[Stated goal]
The records below are made of lines; count those holding the word "Composing" and give the number only.

Records for the exercise start

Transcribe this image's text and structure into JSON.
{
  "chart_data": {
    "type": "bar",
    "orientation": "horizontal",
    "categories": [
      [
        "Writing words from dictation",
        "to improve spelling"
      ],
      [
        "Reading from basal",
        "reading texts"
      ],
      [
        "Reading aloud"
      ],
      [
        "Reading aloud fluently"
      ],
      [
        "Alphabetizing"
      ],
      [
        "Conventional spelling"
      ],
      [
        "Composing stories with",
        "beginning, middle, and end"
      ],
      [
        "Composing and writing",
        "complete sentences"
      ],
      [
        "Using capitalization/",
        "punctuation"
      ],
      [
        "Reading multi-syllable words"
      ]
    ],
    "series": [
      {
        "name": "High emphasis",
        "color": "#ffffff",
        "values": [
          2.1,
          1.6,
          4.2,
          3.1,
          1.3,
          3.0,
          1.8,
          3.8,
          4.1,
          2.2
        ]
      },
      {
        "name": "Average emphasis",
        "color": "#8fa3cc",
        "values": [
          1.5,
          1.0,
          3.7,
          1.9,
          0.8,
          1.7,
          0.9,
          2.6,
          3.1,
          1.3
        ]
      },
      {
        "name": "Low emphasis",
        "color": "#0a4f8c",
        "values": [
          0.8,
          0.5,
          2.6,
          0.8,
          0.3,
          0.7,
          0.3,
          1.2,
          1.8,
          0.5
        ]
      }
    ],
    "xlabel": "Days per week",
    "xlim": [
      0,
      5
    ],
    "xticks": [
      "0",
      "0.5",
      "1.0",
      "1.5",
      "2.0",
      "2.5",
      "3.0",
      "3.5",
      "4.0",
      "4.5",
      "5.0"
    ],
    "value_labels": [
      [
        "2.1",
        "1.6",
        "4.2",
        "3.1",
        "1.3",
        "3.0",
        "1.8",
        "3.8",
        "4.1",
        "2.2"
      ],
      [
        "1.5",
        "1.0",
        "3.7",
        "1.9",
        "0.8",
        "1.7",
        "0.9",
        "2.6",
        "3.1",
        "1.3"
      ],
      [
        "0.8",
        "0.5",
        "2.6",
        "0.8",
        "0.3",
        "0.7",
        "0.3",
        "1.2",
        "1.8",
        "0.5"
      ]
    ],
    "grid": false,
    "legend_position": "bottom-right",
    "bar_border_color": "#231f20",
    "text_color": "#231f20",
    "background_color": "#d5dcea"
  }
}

Records for the exercise end

[Task output]
2